Le tournant touristique
Sur base de 116 critères, le Commissariat Général au Tourisme (CGT) vient par ailleurs de classer l’Aquarium-Muséum « attraction touristique », une appellation protégée destinée à professionnaliser le secteur. En Wallonie, 105 sites possèdent aujourd’hui ce label. L’institution s’est vu adjoindre 4 soleils (le maximum étant 5) à ce titre, s’alignant ainsi aux côtés de trois autres attractions de la province de Liège : les Thermes de Spa, le Musée de la vie wallonne et le Château de Modave. «C’est une fierté pour toute l’équipe mais aussi la possibilité d’obtenir des subsides à hauteur de 30 à 50 % pour des projets visant l’amélioration de l’accueil des visiteurs», explique Sonia Wanson. De quoi briguer un cinquième soleil dans les années à venir. «Il ne nous manque que quelques points pour obtenir un cinquième soleil. Nous pourrions les obtenir facilement en mettant en place un paiement par e-ticketing, en proposant des audio-guides, etc. Mais il existe aussi des critères bloquants que nous devons absolument prendre en compte». En effet, pour prétendre à la plus haute distinction, une attraction touristique se doit de proposer un site Internet « anysurfer », c’est-à-dire accessible aux personnes malvoyantes. Son espace billetterie doit par ailleurs impérativement être séparé de l’espace boutique. Deux défis à relever dans un avenir proche.

[Annotations de boîtes englobantes]
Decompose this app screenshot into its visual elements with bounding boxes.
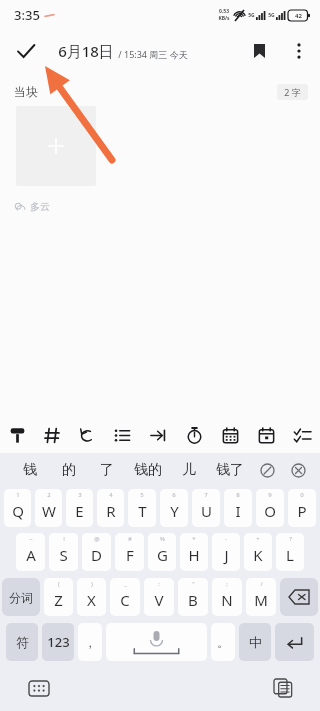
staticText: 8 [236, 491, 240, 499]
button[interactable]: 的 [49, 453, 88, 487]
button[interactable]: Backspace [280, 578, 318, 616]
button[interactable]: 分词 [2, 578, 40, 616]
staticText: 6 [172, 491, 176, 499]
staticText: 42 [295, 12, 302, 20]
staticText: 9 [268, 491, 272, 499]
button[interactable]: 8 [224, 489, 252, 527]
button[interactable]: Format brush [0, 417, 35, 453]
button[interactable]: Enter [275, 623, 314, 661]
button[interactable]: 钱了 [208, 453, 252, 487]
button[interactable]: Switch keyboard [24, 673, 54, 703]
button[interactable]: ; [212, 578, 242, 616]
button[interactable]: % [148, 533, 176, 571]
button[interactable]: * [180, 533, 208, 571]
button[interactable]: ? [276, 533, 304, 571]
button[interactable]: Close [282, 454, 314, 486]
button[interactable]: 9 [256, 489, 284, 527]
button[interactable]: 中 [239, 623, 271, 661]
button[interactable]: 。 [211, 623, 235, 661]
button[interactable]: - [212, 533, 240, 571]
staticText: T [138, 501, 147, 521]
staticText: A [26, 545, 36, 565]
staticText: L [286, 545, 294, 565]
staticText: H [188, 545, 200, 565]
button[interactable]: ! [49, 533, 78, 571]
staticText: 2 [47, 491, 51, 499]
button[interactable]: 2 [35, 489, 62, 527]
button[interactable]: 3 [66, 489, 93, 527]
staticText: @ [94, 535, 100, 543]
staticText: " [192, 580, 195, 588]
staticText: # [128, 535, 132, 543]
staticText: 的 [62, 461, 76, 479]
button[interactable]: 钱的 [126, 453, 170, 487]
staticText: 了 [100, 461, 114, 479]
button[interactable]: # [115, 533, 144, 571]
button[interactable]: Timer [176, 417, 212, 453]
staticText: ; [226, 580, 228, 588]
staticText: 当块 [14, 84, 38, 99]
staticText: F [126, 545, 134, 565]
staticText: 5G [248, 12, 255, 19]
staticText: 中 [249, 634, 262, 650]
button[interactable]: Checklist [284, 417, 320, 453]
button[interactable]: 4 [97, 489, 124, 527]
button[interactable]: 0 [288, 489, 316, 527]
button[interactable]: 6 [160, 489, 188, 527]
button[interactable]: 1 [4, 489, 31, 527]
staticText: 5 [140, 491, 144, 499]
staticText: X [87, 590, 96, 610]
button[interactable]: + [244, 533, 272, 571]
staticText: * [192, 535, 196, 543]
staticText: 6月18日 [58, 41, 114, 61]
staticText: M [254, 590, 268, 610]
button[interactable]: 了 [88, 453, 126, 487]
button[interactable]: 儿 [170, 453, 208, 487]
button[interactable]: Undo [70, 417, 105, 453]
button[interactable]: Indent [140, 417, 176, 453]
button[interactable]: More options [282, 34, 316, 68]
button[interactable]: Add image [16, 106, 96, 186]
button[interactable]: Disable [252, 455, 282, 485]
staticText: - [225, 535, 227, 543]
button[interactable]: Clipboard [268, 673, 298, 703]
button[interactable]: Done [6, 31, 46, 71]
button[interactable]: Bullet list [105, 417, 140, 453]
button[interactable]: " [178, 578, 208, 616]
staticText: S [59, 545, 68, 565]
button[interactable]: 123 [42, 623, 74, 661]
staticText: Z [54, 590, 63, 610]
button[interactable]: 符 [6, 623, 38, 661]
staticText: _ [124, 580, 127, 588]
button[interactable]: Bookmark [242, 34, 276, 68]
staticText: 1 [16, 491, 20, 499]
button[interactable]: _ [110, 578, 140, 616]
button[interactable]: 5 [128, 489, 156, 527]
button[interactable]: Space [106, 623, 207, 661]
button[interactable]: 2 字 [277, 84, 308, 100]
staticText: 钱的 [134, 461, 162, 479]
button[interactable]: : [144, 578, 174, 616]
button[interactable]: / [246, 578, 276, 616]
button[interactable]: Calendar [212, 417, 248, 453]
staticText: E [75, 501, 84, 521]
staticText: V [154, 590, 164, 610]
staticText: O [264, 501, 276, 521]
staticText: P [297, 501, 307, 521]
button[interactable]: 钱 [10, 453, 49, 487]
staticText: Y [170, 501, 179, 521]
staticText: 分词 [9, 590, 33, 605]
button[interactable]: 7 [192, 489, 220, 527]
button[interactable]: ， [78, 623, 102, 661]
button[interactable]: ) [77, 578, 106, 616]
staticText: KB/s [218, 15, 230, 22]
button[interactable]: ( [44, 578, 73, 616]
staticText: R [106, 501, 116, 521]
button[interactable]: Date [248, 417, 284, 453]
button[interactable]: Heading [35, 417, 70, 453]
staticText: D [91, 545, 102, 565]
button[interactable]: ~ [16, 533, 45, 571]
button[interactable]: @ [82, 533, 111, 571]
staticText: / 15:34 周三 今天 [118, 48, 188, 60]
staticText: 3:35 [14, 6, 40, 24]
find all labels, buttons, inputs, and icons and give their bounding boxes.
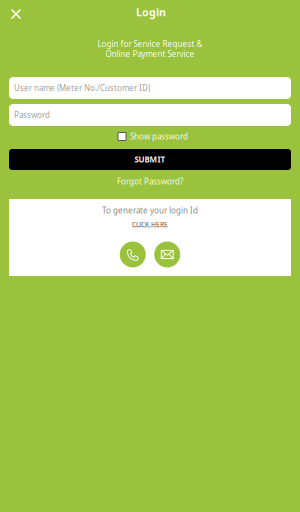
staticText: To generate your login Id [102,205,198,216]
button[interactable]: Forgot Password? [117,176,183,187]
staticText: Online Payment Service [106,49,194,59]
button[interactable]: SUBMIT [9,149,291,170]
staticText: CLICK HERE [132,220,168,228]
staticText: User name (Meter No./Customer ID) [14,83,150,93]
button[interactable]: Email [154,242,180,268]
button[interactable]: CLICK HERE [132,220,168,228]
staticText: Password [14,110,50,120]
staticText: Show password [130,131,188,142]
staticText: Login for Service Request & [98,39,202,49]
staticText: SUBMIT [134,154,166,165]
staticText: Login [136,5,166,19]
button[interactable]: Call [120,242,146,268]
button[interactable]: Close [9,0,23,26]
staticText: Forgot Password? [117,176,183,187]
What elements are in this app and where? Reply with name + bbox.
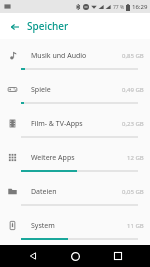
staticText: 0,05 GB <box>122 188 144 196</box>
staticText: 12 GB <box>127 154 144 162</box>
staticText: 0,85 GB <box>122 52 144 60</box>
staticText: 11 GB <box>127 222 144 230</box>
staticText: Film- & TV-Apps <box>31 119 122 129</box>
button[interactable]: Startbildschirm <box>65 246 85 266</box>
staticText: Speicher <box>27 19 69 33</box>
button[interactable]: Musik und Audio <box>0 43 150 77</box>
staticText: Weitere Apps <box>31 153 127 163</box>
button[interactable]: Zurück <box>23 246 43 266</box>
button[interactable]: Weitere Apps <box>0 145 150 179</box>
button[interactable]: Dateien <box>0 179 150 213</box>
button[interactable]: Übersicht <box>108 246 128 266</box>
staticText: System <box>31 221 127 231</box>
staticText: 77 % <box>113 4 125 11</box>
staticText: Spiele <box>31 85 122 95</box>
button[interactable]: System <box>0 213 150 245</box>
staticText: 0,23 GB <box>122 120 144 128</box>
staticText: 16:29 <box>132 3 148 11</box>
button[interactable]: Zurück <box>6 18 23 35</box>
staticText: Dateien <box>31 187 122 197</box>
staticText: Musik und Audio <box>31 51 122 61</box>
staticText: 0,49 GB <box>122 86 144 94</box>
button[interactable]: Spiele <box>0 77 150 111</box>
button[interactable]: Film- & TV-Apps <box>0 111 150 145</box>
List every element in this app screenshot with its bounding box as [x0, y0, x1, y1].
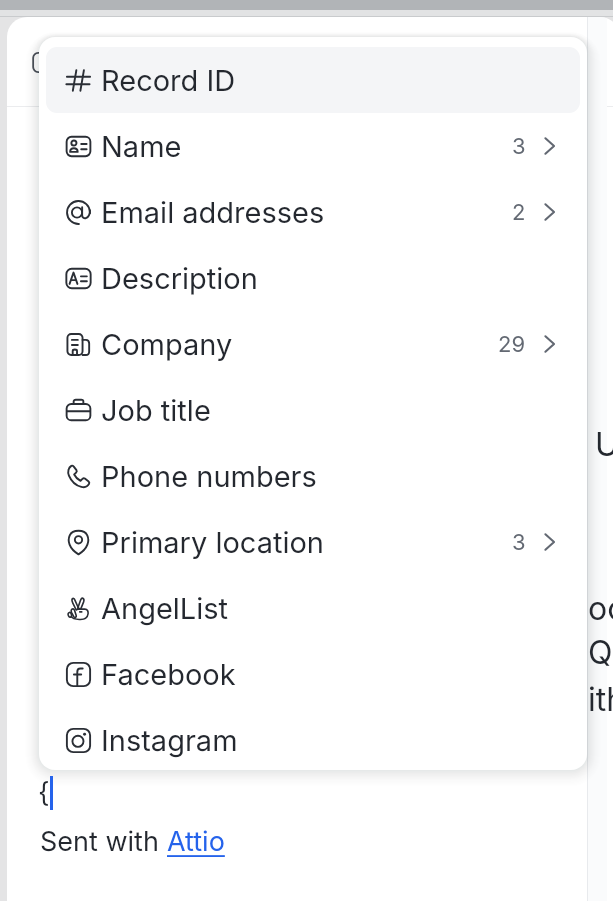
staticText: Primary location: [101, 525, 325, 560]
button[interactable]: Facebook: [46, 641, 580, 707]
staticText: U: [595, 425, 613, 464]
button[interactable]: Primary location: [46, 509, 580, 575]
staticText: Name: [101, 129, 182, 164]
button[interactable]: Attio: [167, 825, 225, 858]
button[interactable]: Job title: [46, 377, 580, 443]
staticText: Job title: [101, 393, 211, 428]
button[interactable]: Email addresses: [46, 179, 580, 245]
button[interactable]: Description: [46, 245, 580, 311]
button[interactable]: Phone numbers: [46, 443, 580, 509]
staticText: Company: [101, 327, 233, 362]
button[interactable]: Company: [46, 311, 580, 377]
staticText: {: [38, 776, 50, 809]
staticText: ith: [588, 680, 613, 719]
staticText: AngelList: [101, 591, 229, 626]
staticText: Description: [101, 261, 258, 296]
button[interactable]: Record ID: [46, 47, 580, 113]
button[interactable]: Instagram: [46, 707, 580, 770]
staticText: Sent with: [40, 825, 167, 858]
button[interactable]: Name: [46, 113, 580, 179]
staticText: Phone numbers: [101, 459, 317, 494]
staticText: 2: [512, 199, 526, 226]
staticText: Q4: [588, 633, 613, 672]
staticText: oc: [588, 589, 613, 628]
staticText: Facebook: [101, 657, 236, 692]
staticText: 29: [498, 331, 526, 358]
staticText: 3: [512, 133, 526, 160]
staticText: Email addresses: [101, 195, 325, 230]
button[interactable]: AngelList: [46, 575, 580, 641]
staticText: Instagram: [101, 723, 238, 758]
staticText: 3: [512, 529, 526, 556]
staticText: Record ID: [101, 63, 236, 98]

### TÂCHES
a: D'après le texte sur l'Aquarium-Muséum, combien de sites possèdent aujourd'hui le label « attraction touristique » en Wallonie ?
b: Reprends le texte sur le classement touristique de l'Aquarium-Muséum à partir de l'endroit où il s'arrête.
Les enregistrements ne sont pas nécessaires ici.

### LES RÉSULTATS
a: 105 sites.

b:
Si l’on vise l’excellence dans le secteur touristique, l’accueil en langue étrangère est par ailleurs déterminant. Bien sûr, la majorité des quelque 95 000 visiteurs annuels de l’Aquarium-Muséum viennent de la commune de Liège (29 %), de la province (34 %) et du reste de la Wallonie (13 %). Mais les visiteurs hollandais représentent tout de même 9 % de la fréquentation, suivi des Français (3 %) et des Allemands (2 %). «Il existe une zone concentrée sur le sud des Pays-Bas, l’ouest de l’Allemagne et le nord de la France où il n’y a pas d’Aquarium-Muséum et où nous essayons aussi de faire de la promotion», explique par ailleurs Sonia Wanson. Depuis le site Internet jusqu’aux explications en salle, l’accueil quadrilingue – français, anglais, néerlandais et allemand – est donc désormais une priorité. «Le nouvel espace consacré aux coraux que nous inaugurerons le 20 juin prochain sera d’ailleurs quadrilingue», annonce Sonia Wanson. Packages touristiques, boutique de souvenirs et autres visites organisées devraient accroître encore davantage l’« attractivité » du musée. Un tournant que l’institution semble aborder sans heurts. «Nos prédécesseurs n’auraient peut-être pas eu cet état d’esprit tourné vers le tourisme et le marketing. Mais des collections, aussi bien préservées soient-elles, n’ont pas de sens si elles ne sont pas partagées avec le public» , conclut Sonia Wanson. Entre faunes académique et touristique, l’Aquarium-Muséum nage pour l’instant en eaux sûres.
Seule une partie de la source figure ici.